→ YOUR OBJECTIVE
Exclude the pictures and return every line exactly as written.

Dataset entries on figures:
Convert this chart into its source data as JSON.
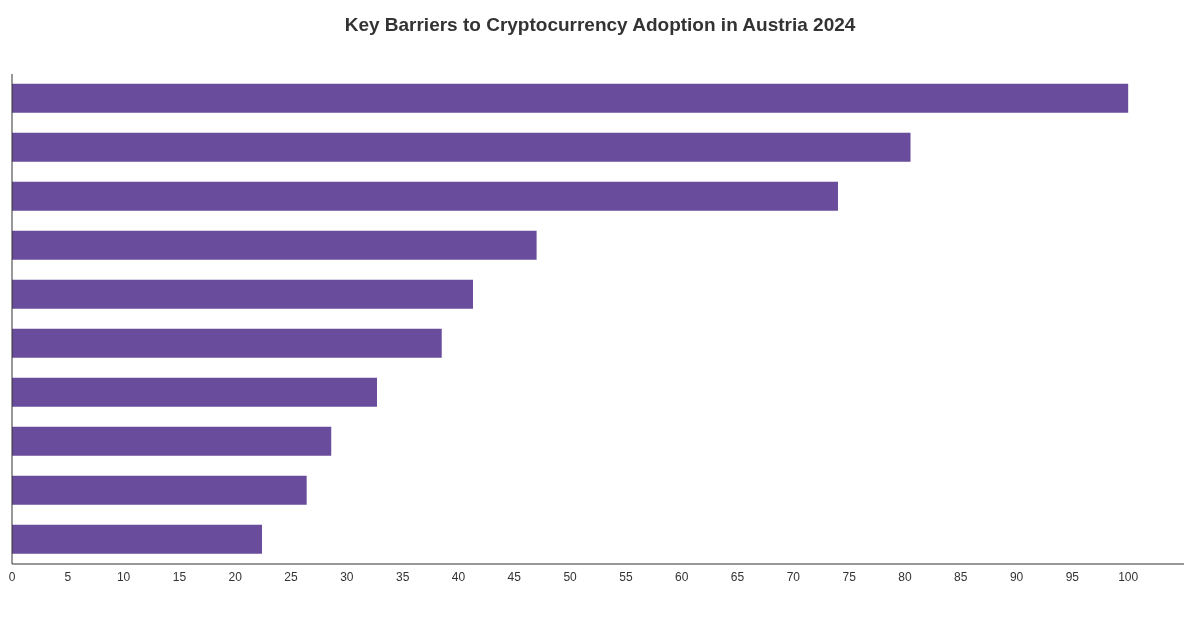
{
  "chart_data": {
    "type": "bar",
    "orientation": "horizontal",
    "title": "Key Barriers to Cryptocurrency Adoption in Austria 2024",
    "categories": [
      null,
      null,
      null,
      null,
      null,
      null,
      null,
      null,
      null,
      null
    ],
    "values": [
      100,
      80.5,
      74,
      47,
      41.3,
      38.5,
      32.7,
      28.6,
      26.4,
      22.4
    ],
    "color": "#6a4c9c",
    "xlim": [
      0,
      105
    ],
    "xticks": [
      0,
      5,
      10,
      15,
      20,
      25,
      30,
      35,
      40,
      45,
      50,
      55,
      60,
      65,
      70,
      75,
      80,
      85,
      90,
      95,
      100
    ],
    "tick_labels": "x"
  }
}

→ SOLUTION TO THIS EXERCISE
Convert this chart into its source data as JSON.
{
  "chart_data": {
    "type": "bar",
    "orientation": "horizontal",
    "title": "Key Barriers to Cryptocurrency Adoption in Austria 2024",
    "categories": [
      null,
      null,
      null,
      null,
      null,
      null,
      null,
      null,
      null,
      null
    ],
    "values": [
      100,
      80.5,
      74,
      47,
      41.3,
      38.5,
      32.7,
      28.6,
      26.4,
      22.4
    ],
    "color": "#6a4c9c",
    "xlim": [
      0,
      105
    ],
    "xticks": [
      0,
      5,
      10,
      15,
      20,
      25,
      30,
      35,
      40,
      45,
      50,
      55,
      60,
      65,
      70,
      75,
      80,
      85,
      90,
      95,
      100
    ],
    "tick_labels": "x"
  }
}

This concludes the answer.